#### Supplied information ####

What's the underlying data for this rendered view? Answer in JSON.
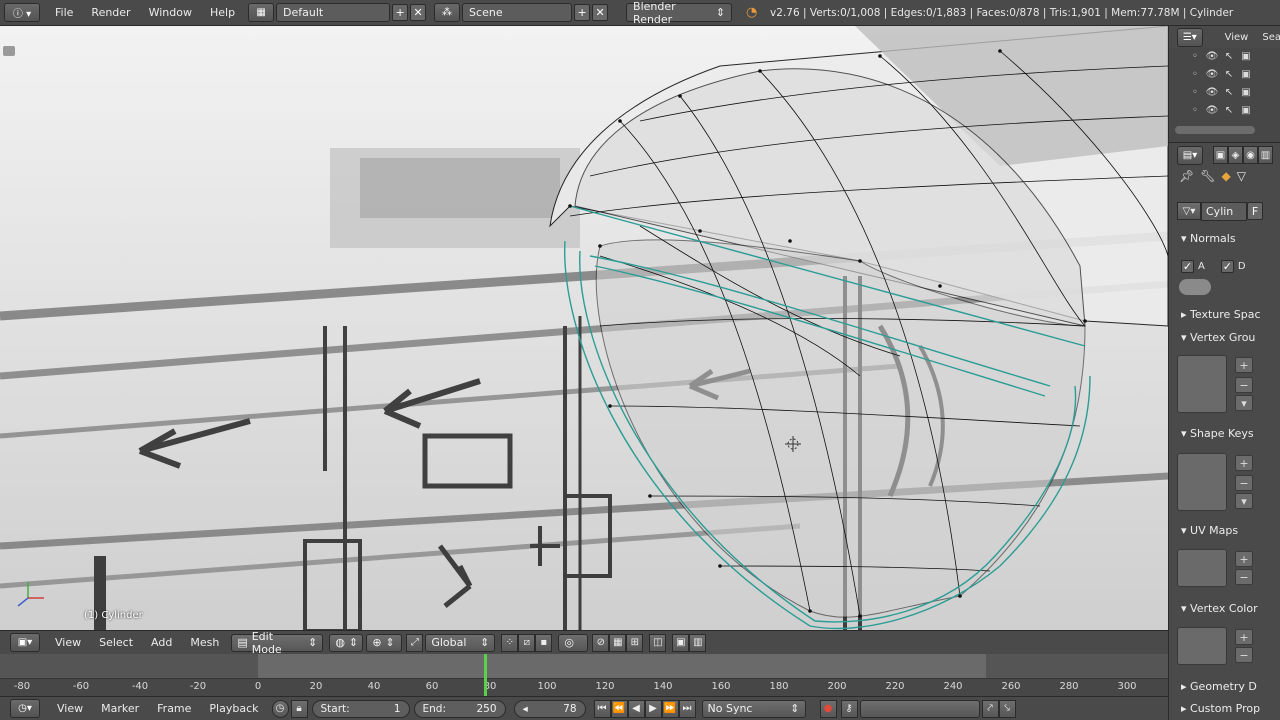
{
  "topbar": {
    "menus": [
      "File",
      "Render",
      "Window",
      "Help"
    ],
    "screen_layout": "Default",
    "scene": "Scene",
    "render_engine": "Blender Render",
    "stats": "v2.76 | Verts:0/1,008 | Edges:0/1,883 | Faces:0/878 | Tris:1,901 | Mem:77.78M | Cylinder"
  },
  "viewport": {
    "object_label": "(1) Cylinder"
  },
  "viewport_header": {
    "menus": [
      "View",
      "Select",
      "Add",
      "Mesh"
    ],
    "mode": "Edit Mode",
    "orientation": "Global"
  },
  "timeline": {
    "ticks": [
      "-80",
      "-60",
      "-40",
      "-20",
      "0",
      "20",
      "40",
      "60",
      "80",
      "100",
      "120",
      "140",
      "160",
      "180",
      "200",
      "220",
      "240",
      "260",
      "280",
      "300"
    ],
    "current_frame_indicator": 79
  },
  "timeline_header": {
    "menus": [
      "View",
      "Marker",
      "Frame",
      "Playback"
    ],
    "start_label": "Start:",
    "start_value": "1",
    "end_label": "End:",
    "end_value": "250",
    "current_frame": "78",
    "sync": "No Sync"
  },
  "outliner": {
    "tabs": [
      "View",
      "Sea"
    ]
  },
  "properties": {
    "mesh_name": "Cylin",
    "fake_user": "F",
    "panels": {
      "normals": "Normals",
      "auto_smooth": "A",
      "double_sided": "D",
      "texture_space": "Texture Spac",
      "vertex_groups": "Vertex Grou",
      "shape_keys": "Shape Keys",
      "uv_maps": "UV Maps",
      "vertex_colors": "Vertex Color",
      "geometry": "Geometry D",
      "custom_props": "Custom Prop"
    }
  },
  "colors": {
    "selection_outline": "#2a9d95",
    "current_frame": "#5bd04d",
    "wire": "#111111"
  }
}
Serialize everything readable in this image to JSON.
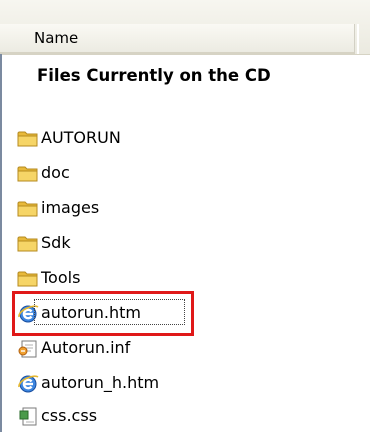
{
  "header": {
    "column_name": "Name"
  },
  "group_title": "Files Currently on the CD",
  "files": [
    {
      "name": "AUTORUN",
      "icon": "folder-icon"
    },
    {
      "name": "doc",
      "icon": "folder-icon"
    },
    {
      "name": "images",
      "icon": "folder-icon"
    },
    {
      "name": "Sdk",
      "icon": "folder-icon"
    },
    {
      "name": "Tools",
      "icon": "folder-icon"
    },
    {
      "name": "autorun.htm",
      "icon": "ie-document-icon",
      "selected": true
    },
    {
      "name": "Autorun.inf",
      "icon": "setup-info-icon"
    },
    {
      "name": "autorun_h.htm",
      "icon": "ie-document-icon"
    },
    {
      "name": "css.css",
      "icon": "css-file-icon"
    }
  ],
  "colors": {
    "highlight_border": "#e01818",
    "folder_yellow": "#f3cd57",
    "ie_blue": "#2b6fd6"
  }
}
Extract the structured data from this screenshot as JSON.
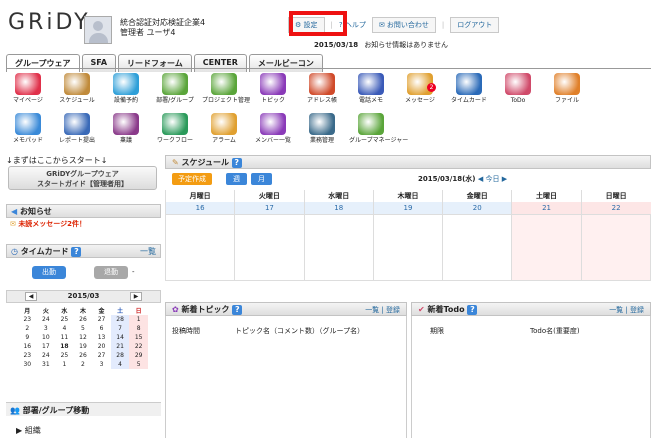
{
  "header": {
    "logo": "GRiDY",
    "org_name": "統合認証対応検証企業4",
    "user_name": "管理者 ユーザ4",
    "avatar_text": "NO IMAGE",
    "settings_label": "設定",
    "help_label": "ヘルプ",
    "contact_label": "お問い合わせ",
    "logout_label": "ログアウト",
    "date": "2015/03/18",
    "info_msg": "お知らせ情報はありません"
  },
  "tabs": [
    "グループウェア",
    "SFA",
    "リードフォーム",
    "CENTER",
    "メールビーコン"
  ],
  "icons_row1": [
    {
      "label": "マイページ",
      "icon": "house-icon",
      "color": "#e0304a"
    },
    {
      "label": "スケジュール",
      "icon": "pen-icon",
      "color": "#c08a3a"
    },
    {
      "label": "設備予約",
      "icon": "people-icon",
      "color": "#2e9fd8"
    },
    {
      "label": "部署/グループ",
      "icon": "group-icon",
      "color": "#5aa53a"
    },
    {
      "label": "プロジェクト管理",
      "icon": "project-icon",
      "color": "#5aa53a"
    },
    {
      "label": "トピック",
      "icon": "topic-icon",
      "color": "#8a3ab8"
    },
    {
      "label": "アドレス帳",
      "icon": "address-icon",
      "color": "#d04a2a"
    },
    {
      "label": "電話メモ",
      "icon": "phone-icon",
      "color": "#3a5ab8"
    },
    {
      "label": "メッセージ",
      "icon": "message-icon",
      "color": "#e0a030",
      "badge": "2"
    },
    {
      "label": "タイムカード",
      "icon": "clock-icon",
      "color": "#2a6ab8"
    },
    {
      "label": "ToDo",
      "icon": "todo-icon",
      "color": "#d04a6a"
    },
    {
      "label": "ファイル",
      "icon": "folder-icon",
      "color": "#e0802a"
    }
  ],
  "icons_row2": [
    {
      "label": "メモパッド",
      "icon": "memo-icon",
      "color": "#3a8ad8"
    },
    {
      "label": "レポート提出",
      "icon": "report-icon",
      "color": "#3a6ab8"
    },
    {
      "label": "稟議",
      "icon": "approval-icon",
      "color": "#8a3a8a"
    },
    {
      "label": "ワークフロー",
      "icon": "workflow-icon",
      "color": "#2a9a5a"
    },
    {
      "label": "アラーム",
      "icon": "alarm-icon",
      "color": "#e0a030"
    },
    {
      "label": "メンバー一覧",
      "icon": "members-icon",
      "color": "#8a3ab8"
    },
    {
      "label": "業務管理",
      "icon": "business-icon",
      "color": "#3a6a8a"
    },
    {
      "label": "グループマネージャー",
      "icon": "group-manager-icon",
      "color": "#5aa53a"
    }
  ],
  "left": {
    "start_text": "↓まずはここからスタート↓",
    "guide_line1": "GRiDYグループウェア",
    "guide_line2": "スタートガイド【管理者用】",
    "notice_title": "お知らせ",
    "notice_item": "未読メッセージ2件！",
    "timecard_title": "タイムカード",
    "timecard_more": "一覧",
    "clock_in": "出勤",
    "clock_out": "退勤",
    "clock_out_value": "-",
    "cal_month": "2015/03",
    "cal_head": [
      "月",
      "火",
      "水",
      "木",
      "金",
      "土",
      "日"
    ],
    "cal_rows": [
      [
        "23",
        "24",
        "25",
        "26",
        "27",
        "28",
        "1"
      ],
      [
        "2",
        "3",
        "4",
        "5",
        "6",
        "7",
        "8"
      ],
      [
        "9",
        "10",
        "11",
        "12",
        "13",
        "14",
        "15"
      ],
      [
        "16",
        "17",
        "18",
        "19",
        "20",
        "21",
        "22"
      ],
      [
        "23",
        "24",
        "25",
        "26",
        "27",
        "28",
        "29"
      ],
      [
        "30",
        "31",
        "1",
        "2",
        "3",
        "4",
        "5"
      ]
    ],
    "dept_title": "部署/グループ移動",
    "tree_item": "組織"
  },
  "schedule": {
    "title": "スケジュール",
    "btn_new": "予定作成",
    "btn_week": "週",
    "btn_month": "月",
    "date_text": "2015/03/18(水)",
    "today": "◀ 今日 ▶",
    "days": [
      "月曜日",
      "火曜日",
      "水曜日",
      "木曜日",
      "金曜日",
      "土曜日",
      "日曜日"
    ],
    "dates": [
      "16",
      "17",
      "18",
      "19",
      "20",
      "21",
      "22"
    ]
  },
  "topic": {
    "title": "新着トピック",
    "links": "一覧 | 登録",
    "col1": "投稿時間",
    "col2": "トピック名（コメント数）（グループ名）"
  },
  "todo": {
    "title": "新着Todo",
    "links": "一覧 | 登録",
    "col1": "期限",
    "col2": "Todo名(重要度)"
  }
}
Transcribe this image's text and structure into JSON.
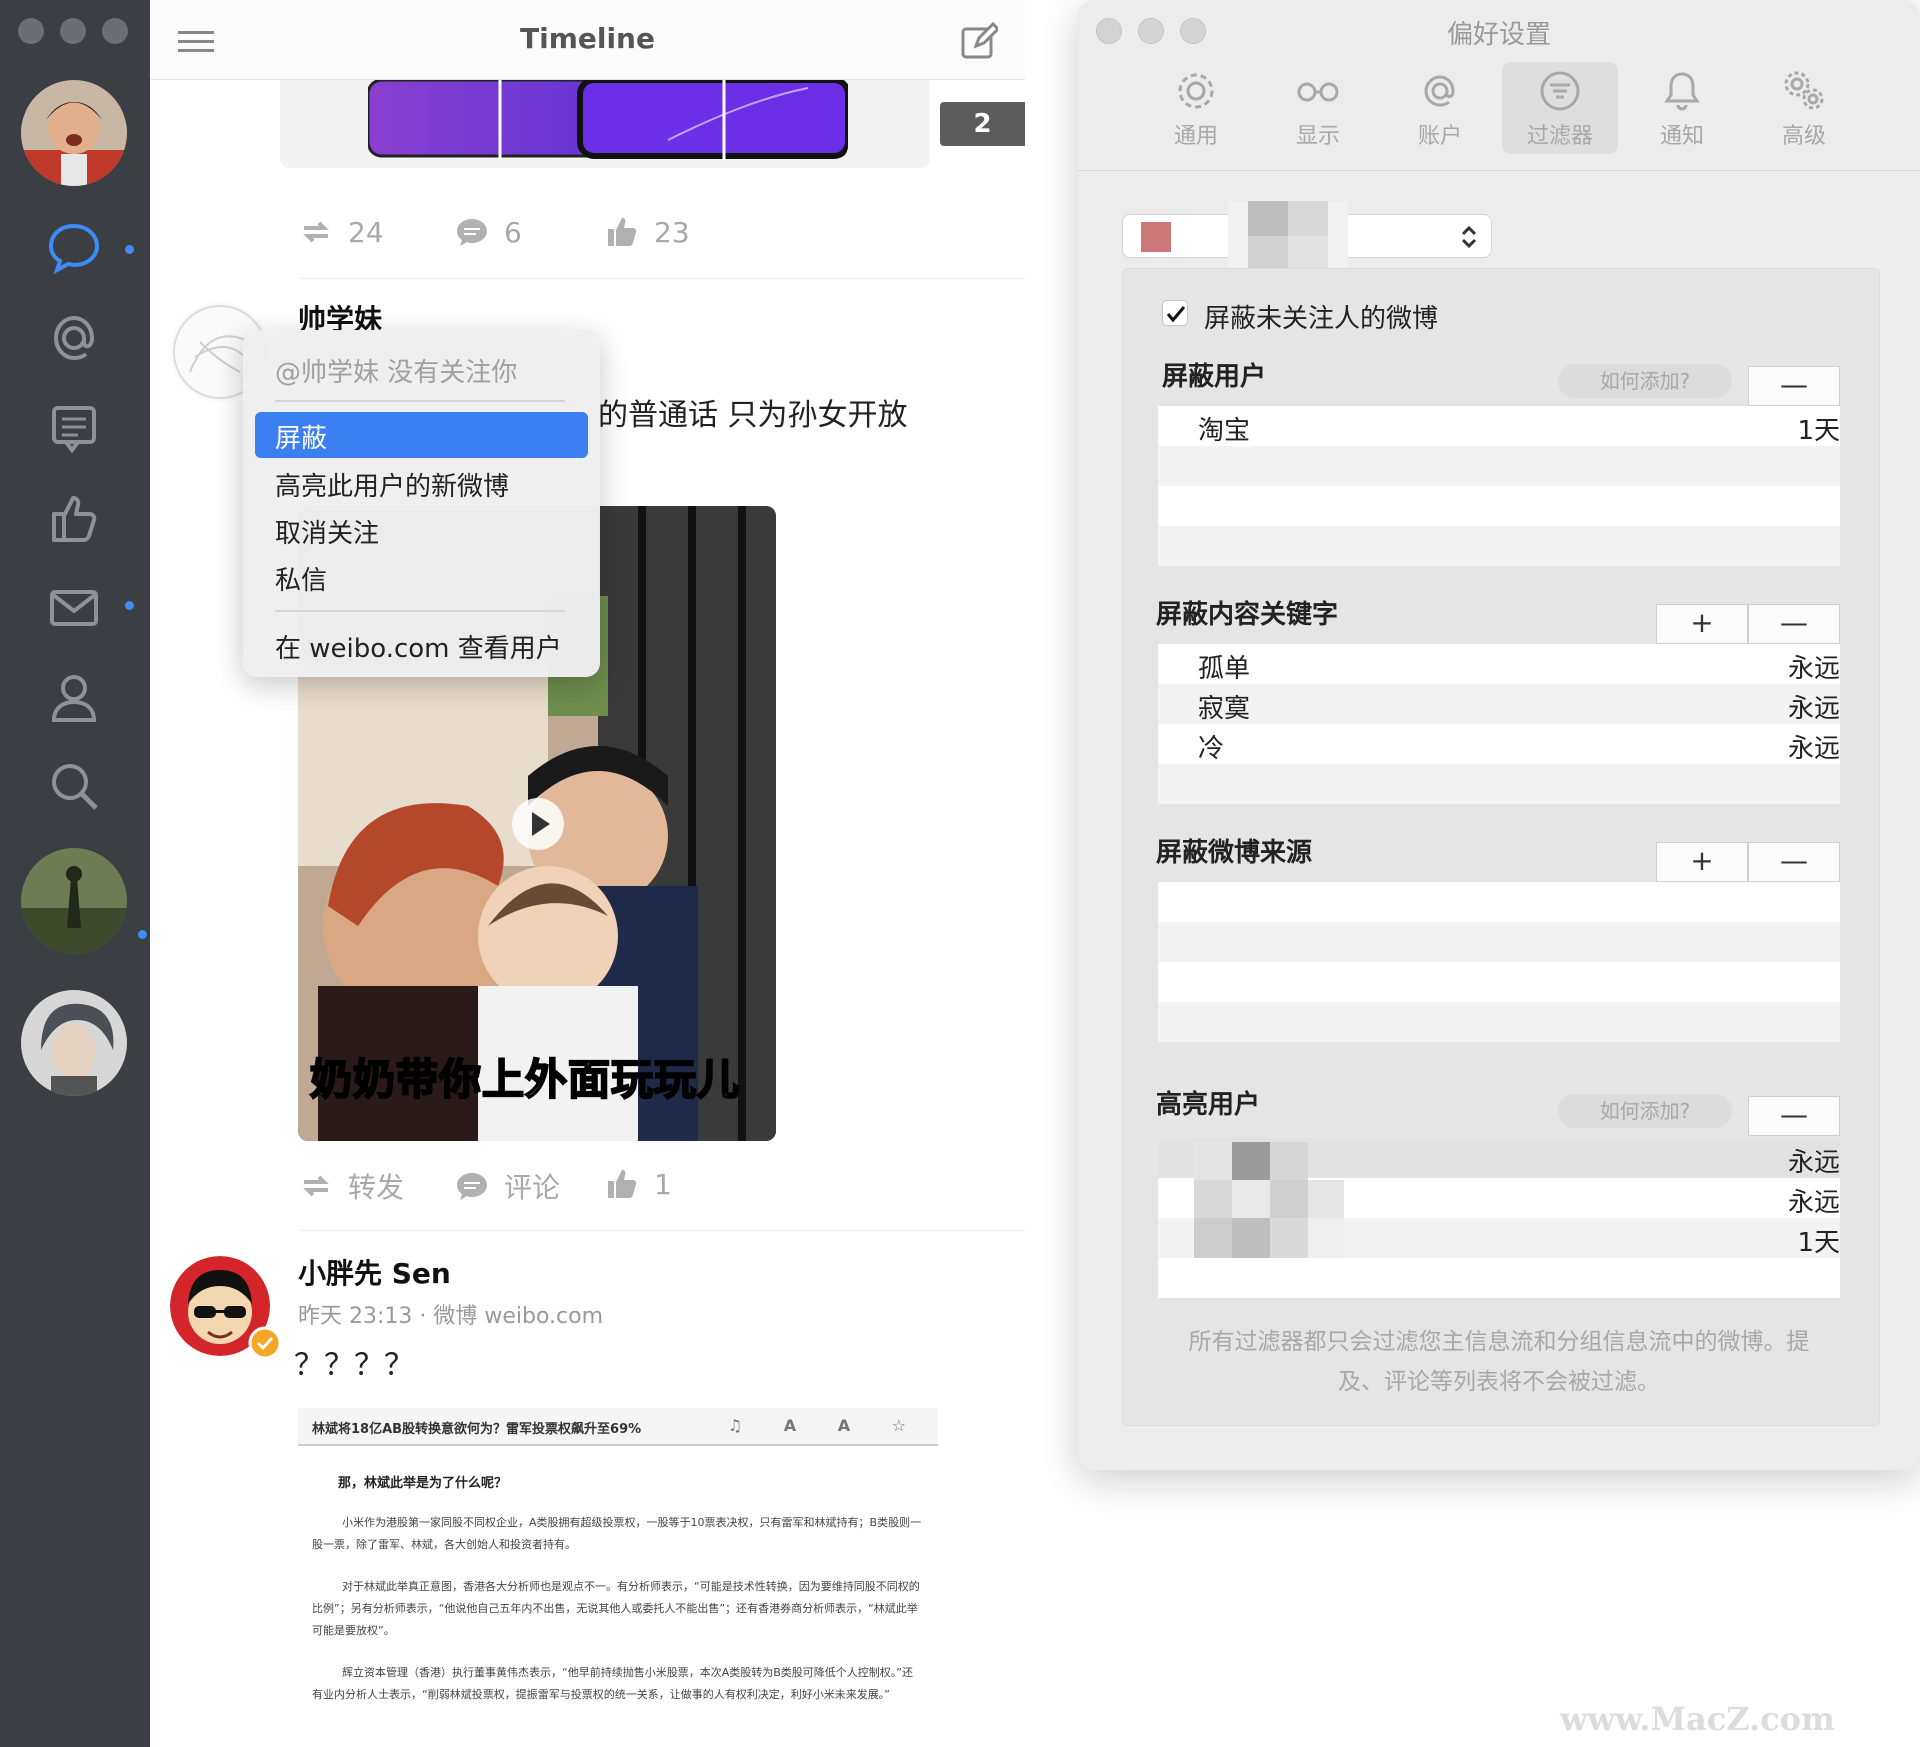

####

Exercise description -> Report the number of lines that include the string "document"; return nothing but the count.

Output -> 2